• Stated goal: Go through the entries below and collect each line with the string "lozim" in it.

[Records from a dataset]
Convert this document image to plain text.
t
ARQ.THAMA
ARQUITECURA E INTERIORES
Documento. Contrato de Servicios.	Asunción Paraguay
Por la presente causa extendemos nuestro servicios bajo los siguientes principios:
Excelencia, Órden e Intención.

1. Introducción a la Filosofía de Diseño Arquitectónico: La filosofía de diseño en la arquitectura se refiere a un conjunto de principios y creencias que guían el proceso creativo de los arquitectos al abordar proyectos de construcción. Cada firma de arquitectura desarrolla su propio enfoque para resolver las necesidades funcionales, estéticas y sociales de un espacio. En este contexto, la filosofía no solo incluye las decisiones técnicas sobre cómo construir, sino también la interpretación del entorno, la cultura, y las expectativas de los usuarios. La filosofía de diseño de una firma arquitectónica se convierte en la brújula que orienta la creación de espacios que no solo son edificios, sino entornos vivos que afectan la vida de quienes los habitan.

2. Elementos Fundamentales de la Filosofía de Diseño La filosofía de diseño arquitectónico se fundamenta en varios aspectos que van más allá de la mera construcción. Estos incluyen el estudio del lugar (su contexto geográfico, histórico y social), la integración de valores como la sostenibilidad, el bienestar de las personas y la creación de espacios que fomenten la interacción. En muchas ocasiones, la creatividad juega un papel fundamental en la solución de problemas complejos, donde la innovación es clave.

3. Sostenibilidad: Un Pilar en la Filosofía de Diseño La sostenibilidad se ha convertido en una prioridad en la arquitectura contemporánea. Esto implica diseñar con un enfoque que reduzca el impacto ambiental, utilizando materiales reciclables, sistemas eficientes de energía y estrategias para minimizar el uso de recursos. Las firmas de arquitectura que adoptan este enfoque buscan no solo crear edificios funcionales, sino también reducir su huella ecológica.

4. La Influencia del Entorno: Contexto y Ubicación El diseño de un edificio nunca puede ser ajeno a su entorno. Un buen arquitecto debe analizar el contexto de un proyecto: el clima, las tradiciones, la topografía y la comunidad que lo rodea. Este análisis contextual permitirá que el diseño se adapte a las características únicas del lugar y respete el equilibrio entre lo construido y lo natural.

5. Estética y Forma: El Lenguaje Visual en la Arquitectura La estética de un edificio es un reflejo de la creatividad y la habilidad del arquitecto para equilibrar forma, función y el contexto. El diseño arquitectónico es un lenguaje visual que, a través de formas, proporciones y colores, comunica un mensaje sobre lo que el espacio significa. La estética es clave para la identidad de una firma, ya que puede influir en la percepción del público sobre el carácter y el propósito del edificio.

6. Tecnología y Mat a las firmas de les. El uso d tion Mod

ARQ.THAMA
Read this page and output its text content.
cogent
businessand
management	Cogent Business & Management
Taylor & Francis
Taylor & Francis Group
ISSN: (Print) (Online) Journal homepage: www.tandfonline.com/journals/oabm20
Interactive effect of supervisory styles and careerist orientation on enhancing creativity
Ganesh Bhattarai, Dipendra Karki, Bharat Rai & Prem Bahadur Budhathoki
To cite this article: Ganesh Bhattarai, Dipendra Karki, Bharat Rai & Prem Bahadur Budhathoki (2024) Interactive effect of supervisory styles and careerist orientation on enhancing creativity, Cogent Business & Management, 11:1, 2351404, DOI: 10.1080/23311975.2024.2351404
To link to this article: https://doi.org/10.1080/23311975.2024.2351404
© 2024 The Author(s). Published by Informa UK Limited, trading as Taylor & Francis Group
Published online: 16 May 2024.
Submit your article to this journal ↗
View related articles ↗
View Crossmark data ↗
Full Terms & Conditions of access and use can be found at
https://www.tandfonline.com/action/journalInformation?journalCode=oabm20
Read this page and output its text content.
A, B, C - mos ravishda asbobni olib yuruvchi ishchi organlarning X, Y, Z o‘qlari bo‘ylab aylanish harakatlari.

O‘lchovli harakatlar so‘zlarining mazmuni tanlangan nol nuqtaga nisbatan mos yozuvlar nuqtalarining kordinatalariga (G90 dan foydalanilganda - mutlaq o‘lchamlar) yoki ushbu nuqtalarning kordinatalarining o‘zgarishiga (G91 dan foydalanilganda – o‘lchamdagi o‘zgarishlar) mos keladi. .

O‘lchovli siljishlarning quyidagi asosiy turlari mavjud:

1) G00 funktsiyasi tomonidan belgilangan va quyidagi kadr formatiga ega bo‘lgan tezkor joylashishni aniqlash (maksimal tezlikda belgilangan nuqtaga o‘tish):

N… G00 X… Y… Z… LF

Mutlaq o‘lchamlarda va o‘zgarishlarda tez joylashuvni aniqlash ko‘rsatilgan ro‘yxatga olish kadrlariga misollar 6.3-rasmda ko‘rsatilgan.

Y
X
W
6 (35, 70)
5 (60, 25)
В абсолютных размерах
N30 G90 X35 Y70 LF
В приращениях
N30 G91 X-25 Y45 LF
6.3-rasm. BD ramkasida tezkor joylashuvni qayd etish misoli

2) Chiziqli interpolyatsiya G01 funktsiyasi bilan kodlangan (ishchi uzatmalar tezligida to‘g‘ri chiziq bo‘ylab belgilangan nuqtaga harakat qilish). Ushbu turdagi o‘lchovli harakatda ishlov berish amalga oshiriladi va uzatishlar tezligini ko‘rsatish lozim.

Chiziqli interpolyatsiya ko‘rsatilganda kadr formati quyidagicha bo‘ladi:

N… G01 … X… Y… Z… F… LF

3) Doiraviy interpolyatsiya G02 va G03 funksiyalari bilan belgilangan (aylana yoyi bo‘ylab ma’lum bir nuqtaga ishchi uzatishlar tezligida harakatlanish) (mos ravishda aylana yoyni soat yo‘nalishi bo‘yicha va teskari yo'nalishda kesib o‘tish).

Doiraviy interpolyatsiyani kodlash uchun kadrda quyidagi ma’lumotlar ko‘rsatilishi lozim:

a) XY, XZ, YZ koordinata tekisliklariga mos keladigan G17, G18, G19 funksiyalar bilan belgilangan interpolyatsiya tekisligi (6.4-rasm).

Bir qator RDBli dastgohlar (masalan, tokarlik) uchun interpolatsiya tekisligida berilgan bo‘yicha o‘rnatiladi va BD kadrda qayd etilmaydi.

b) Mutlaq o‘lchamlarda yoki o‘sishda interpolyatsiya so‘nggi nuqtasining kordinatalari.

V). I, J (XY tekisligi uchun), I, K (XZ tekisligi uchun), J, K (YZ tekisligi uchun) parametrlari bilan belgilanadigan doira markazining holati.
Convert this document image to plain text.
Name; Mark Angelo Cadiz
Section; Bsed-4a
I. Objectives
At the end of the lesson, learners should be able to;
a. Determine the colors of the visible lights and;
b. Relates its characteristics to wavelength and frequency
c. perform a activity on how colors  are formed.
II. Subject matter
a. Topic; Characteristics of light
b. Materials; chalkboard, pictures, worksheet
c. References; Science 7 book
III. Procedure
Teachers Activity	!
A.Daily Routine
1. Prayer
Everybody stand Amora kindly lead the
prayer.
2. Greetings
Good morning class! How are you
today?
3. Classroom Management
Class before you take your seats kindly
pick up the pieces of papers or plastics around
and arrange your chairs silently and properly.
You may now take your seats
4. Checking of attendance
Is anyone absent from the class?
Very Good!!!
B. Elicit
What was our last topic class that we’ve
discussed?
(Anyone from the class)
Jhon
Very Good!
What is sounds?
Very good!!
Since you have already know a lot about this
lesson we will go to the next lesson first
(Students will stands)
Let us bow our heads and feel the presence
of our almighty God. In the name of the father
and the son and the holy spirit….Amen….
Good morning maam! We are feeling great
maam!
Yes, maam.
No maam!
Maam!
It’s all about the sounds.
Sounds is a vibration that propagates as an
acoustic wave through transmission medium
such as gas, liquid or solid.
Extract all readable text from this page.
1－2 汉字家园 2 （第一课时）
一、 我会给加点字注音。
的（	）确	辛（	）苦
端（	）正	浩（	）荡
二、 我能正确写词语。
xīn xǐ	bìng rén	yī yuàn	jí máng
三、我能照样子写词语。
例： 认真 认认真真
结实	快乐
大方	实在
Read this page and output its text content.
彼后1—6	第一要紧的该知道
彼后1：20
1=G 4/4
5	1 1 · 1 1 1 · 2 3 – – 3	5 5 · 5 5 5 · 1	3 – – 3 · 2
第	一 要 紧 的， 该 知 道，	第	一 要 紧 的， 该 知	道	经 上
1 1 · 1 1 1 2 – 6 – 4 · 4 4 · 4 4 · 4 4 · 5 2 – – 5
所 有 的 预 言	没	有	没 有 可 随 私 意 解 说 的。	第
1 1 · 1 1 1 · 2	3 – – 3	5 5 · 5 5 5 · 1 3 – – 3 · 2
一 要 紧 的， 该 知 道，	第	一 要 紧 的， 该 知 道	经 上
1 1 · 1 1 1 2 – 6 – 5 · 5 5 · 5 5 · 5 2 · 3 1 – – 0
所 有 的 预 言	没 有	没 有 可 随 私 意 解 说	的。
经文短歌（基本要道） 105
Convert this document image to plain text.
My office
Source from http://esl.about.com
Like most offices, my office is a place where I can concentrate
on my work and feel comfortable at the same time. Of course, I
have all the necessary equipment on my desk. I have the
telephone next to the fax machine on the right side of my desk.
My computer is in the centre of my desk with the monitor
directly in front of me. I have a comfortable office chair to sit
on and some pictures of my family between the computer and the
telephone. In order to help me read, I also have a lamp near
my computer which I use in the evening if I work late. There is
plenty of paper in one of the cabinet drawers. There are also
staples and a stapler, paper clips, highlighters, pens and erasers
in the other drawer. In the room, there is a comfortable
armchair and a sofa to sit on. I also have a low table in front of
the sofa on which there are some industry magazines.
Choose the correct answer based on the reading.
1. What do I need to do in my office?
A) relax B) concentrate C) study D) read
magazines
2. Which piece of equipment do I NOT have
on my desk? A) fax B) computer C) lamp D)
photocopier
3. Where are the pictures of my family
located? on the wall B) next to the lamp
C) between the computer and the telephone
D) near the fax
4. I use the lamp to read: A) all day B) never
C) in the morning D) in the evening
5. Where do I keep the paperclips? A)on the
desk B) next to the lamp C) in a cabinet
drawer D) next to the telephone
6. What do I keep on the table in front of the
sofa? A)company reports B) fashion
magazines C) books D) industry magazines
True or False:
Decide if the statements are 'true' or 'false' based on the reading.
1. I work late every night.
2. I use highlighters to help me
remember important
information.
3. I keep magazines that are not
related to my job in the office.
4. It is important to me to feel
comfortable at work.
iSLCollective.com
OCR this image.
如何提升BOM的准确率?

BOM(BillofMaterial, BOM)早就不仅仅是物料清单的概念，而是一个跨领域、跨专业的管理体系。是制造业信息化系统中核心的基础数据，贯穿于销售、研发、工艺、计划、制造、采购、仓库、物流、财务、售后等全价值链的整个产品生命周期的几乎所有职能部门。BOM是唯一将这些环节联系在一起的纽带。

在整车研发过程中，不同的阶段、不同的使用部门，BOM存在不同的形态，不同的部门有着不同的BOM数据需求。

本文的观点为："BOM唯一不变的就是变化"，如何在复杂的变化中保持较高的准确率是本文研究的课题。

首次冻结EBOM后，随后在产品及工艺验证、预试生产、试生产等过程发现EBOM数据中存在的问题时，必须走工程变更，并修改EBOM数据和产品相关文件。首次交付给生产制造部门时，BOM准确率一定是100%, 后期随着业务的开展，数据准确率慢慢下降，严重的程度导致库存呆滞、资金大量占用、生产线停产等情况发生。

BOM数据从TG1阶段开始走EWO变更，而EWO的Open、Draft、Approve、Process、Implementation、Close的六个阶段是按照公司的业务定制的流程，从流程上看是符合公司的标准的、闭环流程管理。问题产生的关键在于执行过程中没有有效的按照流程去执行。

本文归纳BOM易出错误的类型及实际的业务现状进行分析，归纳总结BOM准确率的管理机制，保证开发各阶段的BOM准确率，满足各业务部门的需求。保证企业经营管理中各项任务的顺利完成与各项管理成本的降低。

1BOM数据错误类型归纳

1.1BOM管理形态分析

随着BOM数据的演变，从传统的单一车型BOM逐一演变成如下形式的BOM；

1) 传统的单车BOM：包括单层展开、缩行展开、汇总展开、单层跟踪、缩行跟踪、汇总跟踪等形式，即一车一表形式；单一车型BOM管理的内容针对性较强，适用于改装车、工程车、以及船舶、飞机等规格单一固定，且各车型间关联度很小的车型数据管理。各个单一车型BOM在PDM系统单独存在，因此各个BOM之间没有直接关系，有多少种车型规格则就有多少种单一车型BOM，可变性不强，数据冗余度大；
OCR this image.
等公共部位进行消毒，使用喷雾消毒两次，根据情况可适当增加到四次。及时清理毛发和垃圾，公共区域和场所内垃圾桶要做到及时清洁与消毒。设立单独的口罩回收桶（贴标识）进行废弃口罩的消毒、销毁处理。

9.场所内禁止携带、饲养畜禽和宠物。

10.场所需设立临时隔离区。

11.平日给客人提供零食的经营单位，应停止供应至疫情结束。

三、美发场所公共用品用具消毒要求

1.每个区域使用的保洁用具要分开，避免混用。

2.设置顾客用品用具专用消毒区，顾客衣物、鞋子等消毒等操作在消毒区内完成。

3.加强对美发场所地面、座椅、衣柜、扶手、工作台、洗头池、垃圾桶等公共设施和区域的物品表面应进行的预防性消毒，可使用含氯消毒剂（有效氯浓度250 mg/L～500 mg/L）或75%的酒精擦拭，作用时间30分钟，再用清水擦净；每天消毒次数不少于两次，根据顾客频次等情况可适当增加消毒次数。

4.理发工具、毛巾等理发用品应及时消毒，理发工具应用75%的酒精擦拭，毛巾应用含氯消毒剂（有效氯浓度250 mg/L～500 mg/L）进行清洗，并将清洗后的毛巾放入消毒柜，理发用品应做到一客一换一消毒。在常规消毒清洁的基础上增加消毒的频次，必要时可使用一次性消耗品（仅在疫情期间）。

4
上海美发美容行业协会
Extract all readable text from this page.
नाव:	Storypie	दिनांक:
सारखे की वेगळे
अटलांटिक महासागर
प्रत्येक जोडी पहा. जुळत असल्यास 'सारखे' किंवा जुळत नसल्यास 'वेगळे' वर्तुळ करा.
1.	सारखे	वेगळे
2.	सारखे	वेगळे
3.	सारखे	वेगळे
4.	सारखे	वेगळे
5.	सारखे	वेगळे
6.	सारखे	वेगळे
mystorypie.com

• Result of this exercise:
2) Chiziqli interpolyatsiya G01 funktsiyasi bilan kodlangan (ishchi uzatmalar tezligida to‘g‘ri chiziq bo‘ylab belgilangan nuqtaga harakat qilish). Ushbu turdagi o‘lchovli harakatda ishlov berish amalga oshiriladi va uzatishlar tezligini ko‘rsatish lozim.
Doiraviy interpolyatsiyani kodlash uchun kadrda quyidagi ma’lumotlar ko‘rsatilishi lozim:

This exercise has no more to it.